**Provided data**
_ _ _ _

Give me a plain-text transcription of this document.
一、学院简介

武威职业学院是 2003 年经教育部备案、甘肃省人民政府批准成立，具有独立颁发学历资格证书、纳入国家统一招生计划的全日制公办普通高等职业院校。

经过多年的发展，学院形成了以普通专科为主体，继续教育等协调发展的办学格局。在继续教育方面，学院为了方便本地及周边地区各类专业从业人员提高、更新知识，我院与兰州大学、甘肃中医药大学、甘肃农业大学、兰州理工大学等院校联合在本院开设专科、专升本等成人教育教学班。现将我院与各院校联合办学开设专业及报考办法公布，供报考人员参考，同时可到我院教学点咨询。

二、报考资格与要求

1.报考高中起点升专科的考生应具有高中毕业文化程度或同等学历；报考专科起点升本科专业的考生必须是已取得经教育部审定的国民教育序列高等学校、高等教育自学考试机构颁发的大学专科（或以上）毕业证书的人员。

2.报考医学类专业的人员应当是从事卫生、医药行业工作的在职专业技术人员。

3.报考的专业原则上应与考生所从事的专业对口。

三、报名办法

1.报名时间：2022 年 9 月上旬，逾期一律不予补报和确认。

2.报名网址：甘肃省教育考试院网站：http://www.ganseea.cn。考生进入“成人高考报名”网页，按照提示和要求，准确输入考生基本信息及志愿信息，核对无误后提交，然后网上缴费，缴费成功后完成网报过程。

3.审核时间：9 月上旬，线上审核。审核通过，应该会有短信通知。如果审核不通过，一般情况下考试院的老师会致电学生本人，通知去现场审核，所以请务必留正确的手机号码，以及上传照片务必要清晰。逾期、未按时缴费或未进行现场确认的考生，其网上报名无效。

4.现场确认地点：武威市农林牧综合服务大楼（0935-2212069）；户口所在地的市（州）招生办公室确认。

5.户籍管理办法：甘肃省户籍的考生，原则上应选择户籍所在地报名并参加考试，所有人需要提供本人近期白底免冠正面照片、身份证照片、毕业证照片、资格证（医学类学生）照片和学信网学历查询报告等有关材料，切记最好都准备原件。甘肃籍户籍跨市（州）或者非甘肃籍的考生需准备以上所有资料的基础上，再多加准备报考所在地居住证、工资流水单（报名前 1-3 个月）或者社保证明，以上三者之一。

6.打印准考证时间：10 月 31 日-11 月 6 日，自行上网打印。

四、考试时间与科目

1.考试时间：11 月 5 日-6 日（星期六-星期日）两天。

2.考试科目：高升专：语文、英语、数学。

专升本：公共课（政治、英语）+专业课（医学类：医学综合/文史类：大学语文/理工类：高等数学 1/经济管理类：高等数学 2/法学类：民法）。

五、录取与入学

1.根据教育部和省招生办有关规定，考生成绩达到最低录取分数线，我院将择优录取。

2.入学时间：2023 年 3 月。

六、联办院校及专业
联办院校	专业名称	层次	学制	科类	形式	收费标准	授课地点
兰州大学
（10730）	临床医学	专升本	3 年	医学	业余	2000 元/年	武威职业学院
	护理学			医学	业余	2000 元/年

_ _ _ _

**Given instruction**
Retype the records above exactly.

**Exercise response**
Give me a plain-text transcription of this document.
一、学院简介

武威职业学院是 2003 年经教育部备案、甘肃省人民政府批准成立，具有独立颁发学历资格证书、纳入国家统一招生计划的全日制公办普通高等职业院校。

经过多年的发展，学院形成了以普通专科为主体，继续教育等协调发展的办学格局。在继续教育方面，学院为了方便本地及周边地区各类专业从业人员提高、更新知识，我院与兰州大学、甘肃中医药大学、甘肃农业大学、兰州理工大学等院校联合在本院开设专科、专升本等成人教育教学班。现将我院与各院校联合办学开设专业及报考办法公布，供报考人员参考，同时可到我院教学点咨询。

二、报考资格与要求

1.报考高中起点升专科的考生应具有高中毕业文化程度或同等学历；报考专科起点升本科专业的考生必须是已取得经教育部审定的国民教育序列高等学校、高等教育自学考试机构颁发的大学专科（或以上）毕业证书的人员。

2.报考医学类专业的人员应当是从事卫生、医药行业工作的在职专业技术人员。

3.报考的专业原则上应与考生所从事的专业对口。

三、报名办法

1.报名时间：2022 年 9 月上旬，逾期一律不予补报和确认。

2.报名网址：甘肃省教育考试院网站：http://www.ganseea.cn。考生进入“成人高考报名”网页，按照提示和要求，准确输入考生基本信息及志愿信息，核对无误后提交，然后网上缴费，缴费成功后完成网报过程。

3.审核时间：9 月上旬，线上审核。审核通过，应该会有短信通知。如果审核不通过，一般情况下考试院的老师会致电学生本人，通知去现场审核，所以请务必留正确的手机号码，以及上传照片务必要清晰。逾期、未按时缴费或未进行现场确认的考生，其网上报名无效。

4.现场确认地点：武威市农林牧综合服务大楼（0935-2212069）；户口所在地的市（州）招生办公室确认。

5.户籍管理办法：甘肃省户籍的考生，原则上应选择户籍所在地报名并参加考试，所有人需要提供本人近期白底免冠正面照片、身份证照片、毕业证照片、资格证（医学类学生）照片和学信网学历查询报告等有关材料，切记最好都准备原件。甘肃籍户籍跨市（州）或者非甘肃籍的考生需准备以上所有资料的基础上，再多加准备报考所在地居住证、工资流水单（报名前 1-3 个月）或者社保证明，以上三者之一。

6.打印准考证时间：10 月 31 日-11 月 6 日，自行上网打印。

四、考试时间与科目

1.考试时间：11 月 5 日-6 日（星期六-星期日）两天。

2.考试科目：高升专：语文、英语、数学。

专升本：公共课（政治、英语）+专业课（医学类：医学综合/文史类：大学语文/理工类：高等数学 1/经济管理类：高等数学 2/法学类：民法）。

五、录取与入学

1.根据教育部和省招生办有关规定，考生成绩达到最低录取分数线，我院将择优录取。

2.入学时间：2023 年 3 月。

六、联办院校及专业
联办院校	专业名称	层次	学制	科类	形式	收费标准	授课地点
兰州大学
（10730）	临床医学	专升本	3 年	医学	业余	2000 元/年	武威职业学院
	护理学			医学	业余	2000 元/年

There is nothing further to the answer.